Given exercise: Output all the data exactly. Pictures do not belong in the copy.

Records for this task:
-*-

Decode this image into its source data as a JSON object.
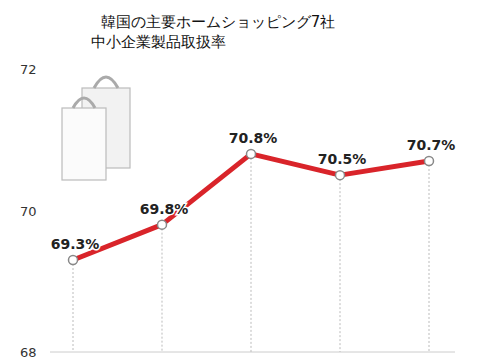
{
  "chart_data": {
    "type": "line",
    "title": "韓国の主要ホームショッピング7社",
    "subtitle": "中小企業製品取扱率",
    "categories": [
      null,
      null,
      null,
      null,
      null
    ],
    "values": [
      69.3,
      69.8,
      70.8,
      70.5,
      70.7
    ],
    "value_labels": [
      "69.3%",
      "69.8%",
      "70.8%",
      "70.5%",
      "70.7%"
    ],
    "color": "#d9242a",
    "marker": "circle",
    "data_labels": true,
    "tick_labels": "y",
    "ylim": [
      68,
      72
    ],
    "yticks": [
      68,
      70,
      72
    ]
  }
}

-*-

Task solution:
Decode this image into its source data as a JSON object.
{
  "chart_data": {
    "type": "line",
    "title": "韓国の主要ホームショッピング7社",
    "subtitle": "中小企業製品取扱率",
    "categories": [
      null,
      null,
      null,
      null,
      null
    ],
    "values": [
      69.3,
      69.8,
      70.8,
      70.5,
      70.7
    ],
    "value_labels": [
      "69.3%",
      "69.8%",
      "70.8%",
      "70.5%",
      "70.7%"
    ],
    "color": "#d9242a",
    "marker": "circle",
    "data_labels": true,
    "tick_labels": "y",
    "ylim": [
      68,
      72
    ],
    "yticks": [
      68,
      70,
      72
    ]
  }
}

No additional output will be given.